--- Start ---
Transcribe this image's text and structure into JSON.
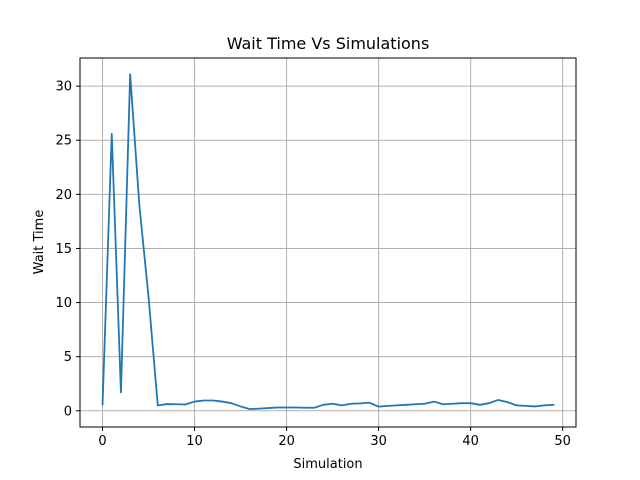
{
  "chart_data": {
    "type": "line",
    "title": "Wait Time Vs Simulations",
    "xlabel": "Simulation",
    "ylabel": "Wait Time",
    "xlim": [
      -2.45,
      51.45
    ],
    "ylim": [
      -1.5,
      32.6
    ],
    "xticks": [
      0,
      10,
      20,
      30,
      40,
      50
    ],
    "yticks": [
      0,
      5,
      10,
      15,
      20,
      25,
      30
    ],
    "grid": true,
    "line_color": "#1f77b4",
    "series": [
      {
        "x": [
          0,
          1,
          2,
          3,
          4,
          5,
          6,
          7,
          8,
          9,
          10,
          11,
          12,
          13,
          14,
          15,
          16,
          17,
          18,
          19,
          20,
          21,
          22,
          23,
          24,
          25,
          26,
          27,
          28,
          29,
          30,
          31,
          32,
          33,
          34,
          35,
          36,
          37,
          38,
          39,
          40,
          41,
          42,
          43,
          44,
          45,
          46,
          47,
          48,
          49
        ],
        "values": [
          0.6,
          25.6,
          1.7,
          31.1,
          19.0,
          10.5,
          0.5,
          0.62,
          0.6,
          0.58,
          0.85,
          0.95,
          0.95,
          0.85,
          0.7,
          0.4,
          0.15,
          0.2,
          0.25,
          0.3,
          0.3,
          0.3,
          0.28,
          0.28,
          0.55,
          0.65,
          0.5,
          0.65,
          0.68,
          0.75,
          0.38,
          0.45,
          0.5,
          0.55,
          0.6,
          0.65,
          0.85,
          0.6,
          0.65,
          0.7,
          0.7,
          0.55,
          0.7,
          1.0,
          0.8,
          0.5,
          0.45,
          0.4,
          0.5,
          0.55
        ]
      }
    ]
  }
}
--- End ---
--- Start ---
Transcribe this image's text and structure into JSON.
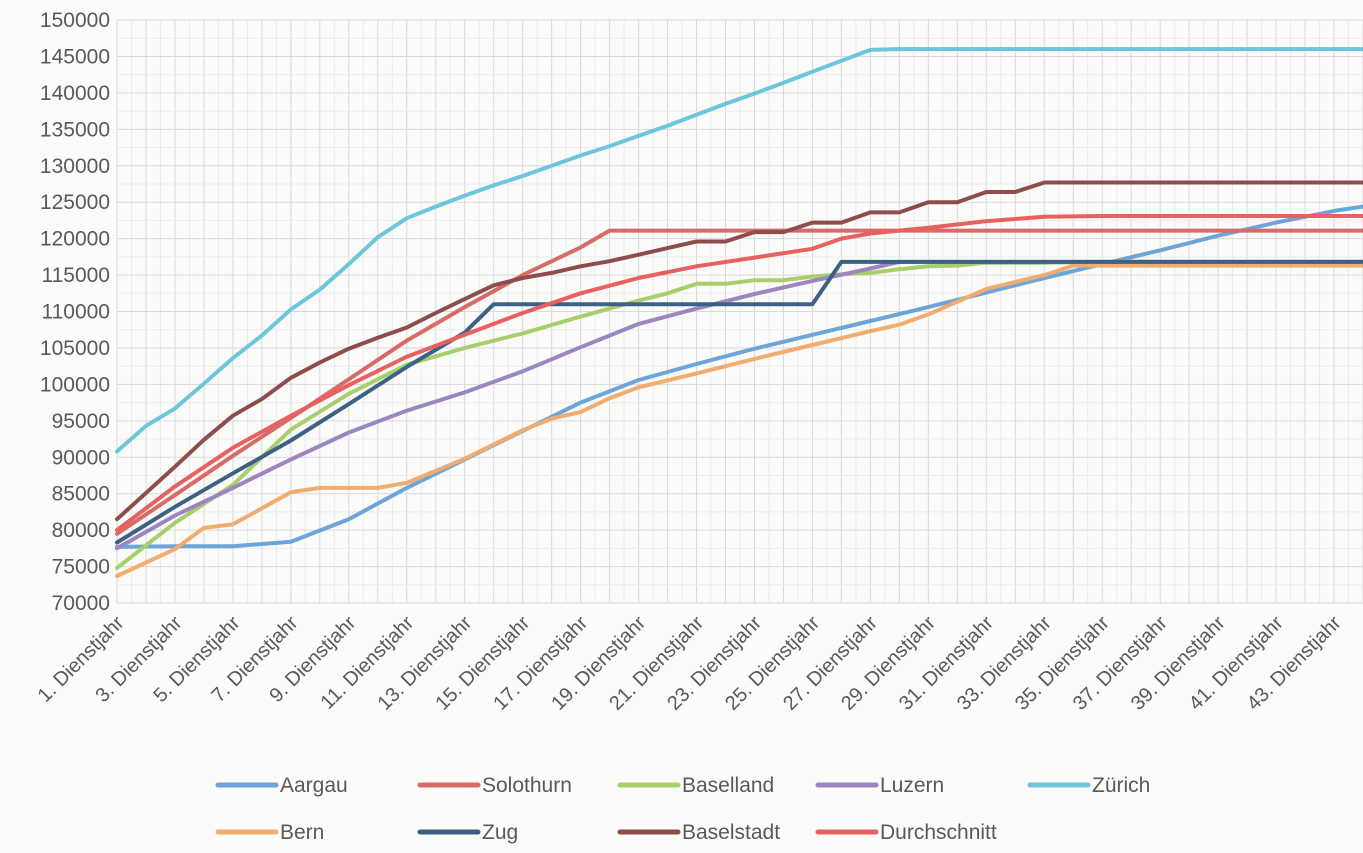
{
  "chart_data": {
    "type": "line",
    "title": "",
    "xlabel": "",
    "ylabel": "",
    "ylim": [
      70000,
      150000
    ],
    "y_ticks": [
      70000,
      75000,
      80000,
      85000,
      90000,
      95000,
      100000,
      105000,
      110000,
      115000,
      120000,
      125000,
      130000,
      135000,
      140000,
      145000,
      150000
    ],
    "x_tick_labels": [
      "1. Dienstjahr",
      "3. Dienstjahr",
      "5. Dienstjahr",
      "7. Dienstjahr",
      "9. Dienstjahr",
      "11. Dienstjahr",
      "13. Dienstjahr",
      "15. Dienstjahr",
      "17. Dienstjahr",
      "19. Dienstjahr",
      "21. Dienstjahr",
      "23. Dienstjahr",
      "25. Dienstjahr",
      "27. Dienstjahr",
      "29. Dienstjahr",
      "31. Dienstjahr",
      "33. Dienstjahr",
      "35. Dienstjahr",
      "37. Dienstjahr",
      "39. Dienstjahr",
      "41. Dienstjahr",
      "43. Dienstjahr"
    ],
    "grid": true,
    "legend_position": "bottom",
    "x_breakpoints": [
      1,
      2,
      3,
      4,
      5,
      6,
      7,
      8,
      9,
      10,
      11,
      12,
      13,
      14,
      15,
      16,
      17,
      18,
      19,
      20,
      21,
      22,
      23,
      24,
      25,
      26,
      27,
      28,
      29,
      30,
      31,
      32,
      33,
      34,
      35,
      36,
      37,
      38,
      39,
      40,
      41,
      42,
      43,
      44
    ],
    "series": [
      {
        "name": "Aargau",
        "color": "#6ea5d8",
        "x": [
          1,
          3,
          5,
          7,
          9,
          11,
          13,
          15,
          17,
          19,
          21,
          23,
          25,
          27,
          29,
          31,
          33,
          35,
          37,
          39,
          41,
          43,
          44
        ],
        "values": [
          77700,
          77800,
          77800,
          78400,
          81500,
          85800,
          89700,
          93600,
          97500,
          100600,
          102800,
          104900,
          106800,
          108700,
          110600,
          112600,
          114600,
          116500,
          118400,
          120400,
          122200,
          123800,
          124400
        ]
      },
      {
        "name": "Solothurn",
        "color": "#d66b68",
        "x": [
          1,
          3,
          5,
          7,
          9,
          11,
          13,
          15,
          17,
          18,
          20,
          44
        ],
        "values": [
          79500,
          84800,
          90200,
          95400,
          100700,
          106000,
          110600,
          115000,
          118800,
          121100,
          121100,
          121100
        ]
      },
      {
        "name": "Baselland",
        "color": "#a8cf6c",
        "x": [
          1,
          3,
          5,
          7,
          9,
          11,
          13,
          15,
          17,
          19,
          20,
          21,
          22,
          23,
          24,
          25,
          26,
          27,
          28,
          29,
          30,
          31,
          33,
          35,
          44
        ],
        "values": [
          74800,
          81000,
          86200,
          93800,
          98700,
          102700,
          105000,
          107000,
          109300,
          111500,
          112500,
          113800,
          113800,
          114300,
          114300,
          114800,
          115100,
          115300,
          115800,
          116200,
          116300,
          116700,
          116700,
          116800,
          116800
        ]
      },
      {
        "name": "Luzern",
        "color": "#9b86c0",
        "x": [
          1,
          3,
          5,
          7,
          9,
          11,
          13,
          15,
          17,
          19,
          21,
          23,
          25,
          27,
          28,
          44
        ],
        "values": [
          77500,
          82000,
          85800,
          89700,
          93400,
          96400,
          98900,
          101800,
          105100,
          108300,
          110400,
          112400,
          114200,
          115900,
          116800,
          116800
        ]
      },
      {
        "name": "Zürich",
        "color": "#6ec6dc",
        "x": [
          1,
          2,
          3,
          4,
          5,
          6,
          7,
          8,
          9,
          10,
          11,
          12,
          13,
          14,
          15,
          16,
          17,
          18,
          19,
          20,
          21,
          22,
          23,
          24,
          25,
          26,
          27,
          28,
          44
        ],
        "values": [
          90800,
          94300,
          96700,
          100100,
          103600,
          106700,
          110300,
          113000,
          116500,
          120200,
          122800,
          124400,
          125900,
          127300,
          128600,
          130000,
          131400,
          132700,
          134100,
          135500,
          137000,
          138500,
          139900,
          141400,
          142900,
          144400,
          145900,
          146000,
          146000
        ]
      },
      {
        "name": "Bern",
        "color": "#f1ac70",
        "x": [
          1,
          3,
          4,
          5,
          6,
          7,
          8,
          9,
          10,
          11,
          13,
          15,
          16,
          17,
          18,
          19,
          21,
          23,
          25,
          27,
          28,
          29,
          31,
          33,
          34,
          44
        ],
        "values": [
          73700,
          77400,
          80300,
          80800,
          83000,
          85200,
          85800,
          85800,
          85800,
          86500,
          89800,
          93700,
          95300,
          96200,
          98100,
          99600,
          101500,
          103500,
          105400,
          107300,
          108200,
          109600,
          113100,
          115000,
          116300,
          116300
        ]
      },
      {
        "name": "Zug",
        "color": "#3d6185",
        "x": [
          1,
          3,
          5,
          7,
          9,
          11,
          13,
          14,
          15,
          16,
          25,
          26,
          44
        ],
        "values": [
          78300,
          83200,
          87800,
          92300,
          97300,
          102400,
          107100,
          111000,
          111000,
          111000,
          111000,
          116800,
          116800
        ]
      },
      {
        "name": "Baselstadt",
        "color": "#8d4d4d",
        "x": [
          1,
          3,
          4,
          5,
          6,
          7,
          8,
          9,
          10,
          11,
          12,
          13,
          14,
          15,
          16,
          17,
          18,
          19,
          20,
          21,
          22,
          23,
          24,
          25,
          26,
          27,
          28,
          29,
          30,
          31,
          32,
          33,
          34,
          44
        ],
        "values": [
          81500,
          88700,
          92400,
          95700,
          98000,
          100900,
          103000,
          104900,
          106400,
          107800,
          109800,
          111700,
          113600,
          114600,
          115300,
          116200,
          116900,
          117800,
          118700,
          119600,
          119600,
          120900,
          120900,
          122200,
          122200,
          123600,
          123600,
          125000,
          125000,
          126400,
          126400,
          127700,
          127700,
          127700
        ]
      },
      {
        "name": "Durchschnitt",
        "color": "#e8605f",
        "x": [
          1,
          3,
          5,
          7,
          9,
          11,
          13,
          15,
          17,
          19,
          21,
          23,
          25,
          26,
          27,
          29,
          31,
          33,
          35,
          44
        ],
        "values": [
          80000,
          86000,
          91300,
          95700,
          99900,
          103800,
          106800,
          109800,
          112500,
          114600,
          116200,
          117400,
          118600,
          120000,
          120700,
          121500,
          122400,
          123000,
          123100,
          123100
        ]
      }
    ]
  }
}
--- End ---
# Prompt
From the entries above, copy every line that holds the word "Time".

# Solution for this problem
    "title": "Wait Time Vs Simulations",
    "ylabel": "Wait Time",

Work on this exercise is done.